### Entries supplied
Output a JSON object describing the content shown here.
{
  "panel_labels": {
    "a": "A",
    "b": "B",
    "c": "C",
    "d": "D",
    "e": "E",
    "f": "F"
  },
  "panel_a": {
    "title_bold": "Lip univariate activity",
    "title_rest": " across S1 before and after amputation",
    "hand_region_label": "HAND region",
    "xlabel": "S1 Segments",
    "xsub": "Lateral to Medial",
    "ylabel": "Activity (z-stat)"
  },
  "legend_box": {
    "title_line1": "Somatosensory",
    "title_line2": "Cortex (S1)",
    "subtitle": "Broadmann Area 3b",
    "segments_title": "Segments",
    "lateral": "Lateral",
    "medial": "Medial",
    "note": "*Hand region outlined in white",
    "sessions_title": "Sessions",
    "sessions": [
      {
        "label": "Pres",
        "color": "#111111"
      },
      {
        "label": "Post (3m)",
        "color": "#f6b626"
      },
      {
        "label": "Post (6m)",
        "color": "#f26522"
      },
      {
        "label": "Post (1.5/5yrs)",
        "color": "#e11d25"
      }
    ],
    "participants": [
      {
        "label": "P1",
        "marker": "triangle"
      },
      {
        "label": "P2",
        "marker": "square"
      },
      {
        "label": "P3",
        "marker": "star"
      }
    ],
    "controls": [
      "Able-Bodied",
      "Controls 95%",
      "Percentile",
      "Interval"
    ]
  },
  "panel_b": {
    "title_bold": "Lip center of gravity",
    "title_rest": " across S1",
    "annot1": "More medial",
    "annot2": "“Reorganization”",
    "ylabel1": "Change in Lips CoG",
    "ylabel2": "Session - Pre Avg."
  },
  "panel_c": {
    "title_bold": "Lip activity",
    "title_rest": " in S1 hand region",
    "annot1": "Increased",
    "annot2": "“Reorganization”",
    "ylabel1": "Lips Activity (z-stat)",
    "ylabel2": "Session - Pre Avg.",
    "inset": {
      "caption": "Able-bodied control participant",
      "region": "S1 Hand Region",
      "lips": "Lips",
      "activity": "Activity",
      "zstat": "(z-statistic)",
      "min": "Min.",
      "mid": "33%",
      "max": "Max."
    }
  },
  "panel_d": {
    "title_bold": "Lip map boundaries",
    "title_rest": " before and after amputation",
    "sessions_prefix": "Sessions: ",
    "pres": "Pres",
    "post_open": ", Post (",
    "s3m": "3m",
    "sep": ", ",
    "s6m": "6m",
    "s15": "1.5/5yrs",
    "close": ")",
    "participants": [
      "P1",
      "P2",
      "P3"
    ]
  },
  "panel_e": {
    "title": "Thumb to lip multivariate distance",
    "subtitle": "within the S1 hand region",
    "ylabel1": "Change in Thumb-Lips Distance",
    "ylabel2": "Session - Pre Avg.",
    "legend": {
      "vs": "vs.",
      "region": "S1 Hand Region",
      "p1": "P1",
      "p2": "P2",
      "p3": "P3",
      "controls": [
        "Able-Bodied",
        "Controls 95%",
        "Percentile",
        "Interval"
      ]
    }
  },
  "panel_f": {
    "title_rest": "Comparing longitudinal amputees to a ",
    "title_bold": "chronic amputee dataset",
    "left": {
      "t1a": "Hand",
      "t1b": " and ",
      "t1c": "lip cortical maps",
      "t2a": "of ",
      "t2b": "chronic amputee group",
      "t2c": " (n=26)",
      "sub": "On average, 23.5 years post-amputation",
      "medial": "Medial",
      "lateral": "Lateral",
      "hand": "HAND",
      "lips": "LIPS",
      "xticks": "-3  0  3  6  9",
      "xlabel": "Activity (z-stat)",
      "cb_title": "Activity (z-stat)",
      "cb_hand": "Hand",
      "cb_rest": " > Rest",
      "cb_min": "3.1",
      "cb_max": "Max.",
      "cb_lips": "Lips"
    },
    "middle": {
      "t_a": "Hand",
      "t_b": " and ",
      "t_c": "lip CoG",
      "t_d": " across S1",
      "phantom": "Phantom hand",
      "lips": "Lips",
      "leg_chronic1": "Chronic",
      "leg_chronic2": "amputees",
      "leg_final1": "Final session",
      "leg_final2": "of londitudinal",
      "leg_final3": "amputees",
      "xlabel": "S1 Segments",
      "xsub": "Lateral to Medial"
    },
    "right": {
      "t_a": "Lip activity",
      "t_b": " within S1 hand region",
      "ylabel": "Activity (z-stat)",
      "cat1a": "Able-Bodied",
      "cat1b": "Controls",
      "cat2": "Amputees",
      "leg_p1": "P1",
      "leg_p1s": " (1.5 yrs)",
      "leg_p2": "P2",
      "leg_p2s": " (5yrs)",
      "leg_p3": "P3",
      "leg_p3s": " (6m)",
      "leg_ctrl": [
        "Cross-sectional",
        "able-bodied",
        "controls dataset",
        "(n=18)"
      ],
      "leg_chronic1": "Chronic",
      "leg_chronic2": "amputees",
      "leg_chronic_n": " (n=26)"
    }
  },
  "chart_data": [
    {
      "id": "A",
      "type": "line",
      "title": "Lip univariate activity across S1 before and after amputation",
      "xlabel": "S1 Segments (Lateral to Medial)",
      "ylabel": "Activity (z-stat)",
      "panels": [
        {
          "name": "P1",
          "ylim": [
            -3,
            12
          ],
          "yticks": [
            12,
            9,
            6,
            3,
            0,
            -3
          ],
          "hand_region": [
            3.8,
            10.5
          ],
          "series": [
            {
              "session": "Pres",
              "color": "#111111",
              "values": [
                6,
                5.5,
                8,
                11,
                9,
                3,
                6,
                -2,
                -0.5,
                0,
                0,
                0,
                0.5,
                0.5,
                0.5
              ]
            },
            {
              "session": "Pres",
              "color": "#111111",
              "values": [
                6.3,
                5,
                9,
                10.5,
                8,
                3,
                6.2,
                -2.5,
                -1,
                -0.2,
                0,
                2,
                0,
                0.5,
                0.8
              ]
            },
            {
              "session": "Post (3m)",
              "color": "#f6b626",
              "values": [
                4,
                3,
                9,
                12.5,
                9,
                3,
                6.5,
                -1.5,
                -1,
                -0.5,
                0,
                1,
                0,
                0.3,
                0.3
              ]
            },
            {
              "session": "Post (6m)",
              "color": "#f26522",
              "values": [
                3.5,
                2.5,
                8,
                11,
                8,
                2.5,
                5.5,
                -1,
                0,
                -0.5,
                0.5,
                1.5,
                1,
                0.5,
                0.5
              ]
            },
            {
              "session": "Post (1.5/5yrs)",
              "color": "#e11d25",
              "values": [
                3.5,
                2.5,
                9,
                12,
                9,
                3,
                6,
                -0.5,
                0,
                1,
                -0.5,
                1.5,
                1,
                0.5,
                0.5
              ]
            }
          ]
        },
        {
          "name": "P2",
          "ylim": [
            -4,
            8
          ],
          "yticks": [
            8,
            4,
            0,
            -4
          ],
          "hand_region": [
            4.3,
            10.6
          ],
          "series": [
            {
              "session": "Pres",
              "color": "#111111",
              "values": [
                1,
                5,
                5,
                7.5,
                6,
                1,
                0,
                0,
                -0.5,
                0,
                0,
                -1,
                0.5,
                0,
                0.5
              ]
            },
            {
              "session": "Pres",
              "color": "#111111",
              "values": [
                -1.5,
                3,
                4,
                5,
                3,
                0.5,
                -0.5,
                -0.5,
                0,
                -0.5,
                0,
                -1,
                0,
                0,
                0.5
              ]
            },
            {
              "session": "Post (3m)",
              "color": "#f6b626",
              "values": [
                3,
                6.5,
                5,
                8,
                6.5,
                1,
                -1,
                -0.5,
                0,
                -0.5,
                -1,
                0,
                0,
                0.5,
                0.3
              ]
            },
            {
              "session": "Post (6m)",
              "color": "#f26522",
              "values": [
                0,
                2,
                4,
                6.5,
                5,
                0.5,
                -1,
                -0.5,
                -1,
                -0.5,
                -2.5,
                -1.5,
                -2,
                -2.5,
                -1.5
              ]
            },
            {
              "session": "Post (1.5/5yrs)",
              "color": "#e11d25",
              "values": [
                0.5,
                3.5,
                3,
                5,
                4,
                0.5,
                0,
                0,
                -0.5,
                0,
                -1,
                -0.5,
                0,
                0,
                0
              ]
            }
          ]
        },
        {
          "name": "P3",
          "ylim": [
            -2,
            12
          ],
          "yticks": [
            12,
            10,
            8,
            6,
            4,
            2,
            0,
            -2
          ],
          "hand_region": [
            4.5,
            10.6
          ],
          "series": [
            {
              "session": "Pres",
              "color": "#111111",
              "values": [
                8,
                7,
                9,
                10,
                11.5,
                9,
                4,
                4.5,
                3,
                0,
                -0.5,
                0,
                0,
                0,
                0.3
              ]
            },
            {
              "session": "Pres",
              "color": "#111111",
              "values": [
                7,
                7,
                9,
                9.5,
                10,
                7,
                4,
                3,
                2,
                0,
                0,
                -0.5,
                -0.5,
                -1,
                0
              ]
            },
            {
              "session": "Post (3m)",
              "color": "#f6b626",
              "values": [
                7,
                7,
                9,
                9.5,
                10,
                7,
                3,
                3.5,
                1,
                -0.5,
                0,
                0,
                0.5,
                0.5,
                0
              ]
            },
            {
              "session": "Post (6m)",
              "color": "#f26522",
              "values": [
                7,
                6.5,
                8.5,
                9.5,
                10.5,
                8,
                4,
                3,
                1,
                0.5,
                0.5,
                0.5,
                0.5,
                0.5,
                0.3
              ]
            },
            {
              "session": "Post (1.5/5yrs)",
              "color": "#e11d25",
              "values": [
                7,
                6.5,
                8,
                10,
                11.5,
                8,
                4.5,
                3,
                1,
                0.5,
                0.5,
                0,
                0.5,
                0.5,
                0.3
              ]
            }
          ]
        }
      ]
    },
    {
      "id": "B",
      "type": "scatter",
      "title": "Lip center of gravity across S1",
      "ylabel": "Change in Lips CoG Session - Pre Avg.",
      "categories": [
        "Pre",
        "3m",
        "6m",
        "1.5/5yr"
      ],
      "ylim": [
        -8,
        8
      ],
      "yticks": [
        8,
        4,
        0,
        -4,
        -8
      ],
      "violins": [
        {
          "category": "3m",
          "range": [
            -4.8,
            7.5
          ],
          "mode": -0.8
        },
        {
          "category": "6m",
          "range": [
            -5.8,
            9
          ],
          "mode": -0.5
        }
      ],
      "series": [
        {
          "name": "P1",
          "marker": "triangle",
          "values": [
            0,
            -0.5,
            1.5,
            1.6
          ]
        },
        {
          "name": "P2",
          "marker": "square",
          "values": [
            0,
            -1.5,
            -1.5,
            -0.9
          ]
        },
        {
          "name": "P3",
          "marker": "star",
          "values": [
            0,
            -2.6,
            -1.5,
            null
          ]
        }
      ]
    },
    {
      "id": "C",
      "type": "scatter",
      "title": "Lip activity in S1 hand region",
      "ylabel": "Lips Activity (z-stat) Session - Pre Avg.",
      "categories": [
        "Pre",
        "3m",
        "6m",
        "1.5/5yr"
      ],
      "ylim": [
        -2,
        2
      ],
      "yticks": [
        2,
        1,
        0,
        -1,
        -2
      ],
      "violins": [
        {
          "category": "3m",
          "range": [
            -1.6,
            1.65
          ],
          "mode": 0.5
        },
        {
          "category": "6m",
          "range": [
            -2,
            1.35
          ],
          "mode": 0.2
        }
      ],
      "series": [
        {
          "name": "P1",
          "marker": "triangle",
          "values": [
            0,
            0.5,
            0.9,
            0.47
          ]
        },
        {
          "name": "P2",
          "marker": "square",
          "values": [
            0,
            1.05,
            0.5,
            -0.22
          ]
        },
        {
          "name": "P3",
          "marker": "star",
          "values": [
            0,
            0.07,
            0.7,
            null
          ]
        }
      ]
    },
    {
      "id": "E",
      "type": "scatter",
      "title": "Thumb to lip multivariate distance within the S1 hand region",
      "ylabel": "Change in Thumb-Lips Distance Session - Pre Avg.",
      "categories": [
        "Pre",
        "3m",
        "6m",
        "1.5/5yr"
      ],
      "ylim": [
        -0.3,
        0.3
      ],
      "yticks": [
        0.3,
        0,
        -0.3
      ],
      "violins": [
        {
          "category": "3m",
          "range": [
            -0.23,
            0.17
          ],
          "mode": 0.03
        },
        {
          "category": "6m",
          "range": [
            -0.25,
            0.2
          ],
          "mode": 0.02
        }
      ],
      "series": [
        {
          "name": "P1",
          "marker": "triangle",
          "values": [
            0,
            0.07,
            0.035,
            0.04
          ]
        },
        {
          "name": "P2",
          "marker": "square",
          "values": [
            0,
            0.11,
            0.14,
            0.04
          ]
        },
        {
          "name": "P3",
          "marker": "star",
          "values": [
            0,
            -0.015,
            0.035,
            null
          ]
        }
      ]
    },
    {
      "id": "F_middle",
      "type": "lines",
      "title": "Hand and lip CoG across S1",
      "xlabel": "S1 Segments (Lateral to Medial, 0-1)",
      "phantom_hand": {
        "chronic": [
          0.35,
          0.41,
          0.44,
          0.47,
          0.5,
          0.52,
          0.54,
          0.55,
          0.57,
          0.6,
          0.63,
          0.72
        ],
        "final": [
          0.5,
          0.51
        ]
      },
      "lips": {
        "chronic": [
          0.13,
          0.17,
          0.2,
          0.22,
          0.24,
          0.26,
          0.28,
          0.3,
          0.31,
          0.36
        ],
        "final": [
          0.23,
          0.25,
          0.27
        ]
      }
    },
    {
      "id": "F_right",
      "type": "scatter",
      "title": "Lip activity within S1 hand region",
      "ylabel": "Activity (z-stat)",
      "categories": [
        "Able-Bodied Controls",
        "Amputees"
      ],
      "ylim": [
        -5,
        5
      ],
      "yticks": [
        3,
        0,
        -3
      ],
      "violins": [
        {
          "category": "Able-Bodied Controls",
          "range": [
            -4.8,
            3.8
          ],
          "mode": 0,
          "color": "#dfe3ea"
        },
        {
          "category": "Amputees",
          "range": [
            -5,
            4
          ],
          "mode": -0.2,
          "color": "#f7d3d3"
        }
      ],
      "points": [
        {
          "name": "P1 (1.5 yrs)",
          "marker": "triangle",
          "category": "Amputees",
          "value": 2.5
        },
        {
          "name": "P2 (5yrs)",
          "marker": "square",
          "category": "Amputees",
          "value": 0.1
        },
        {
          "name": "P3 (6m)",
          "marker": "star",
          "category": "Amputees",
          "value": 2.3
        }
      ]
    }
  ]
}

### Stated problem
Scan the entries above and work out how many lines include the word "mode"; the reply is that number alone.

### Solution for this problem
8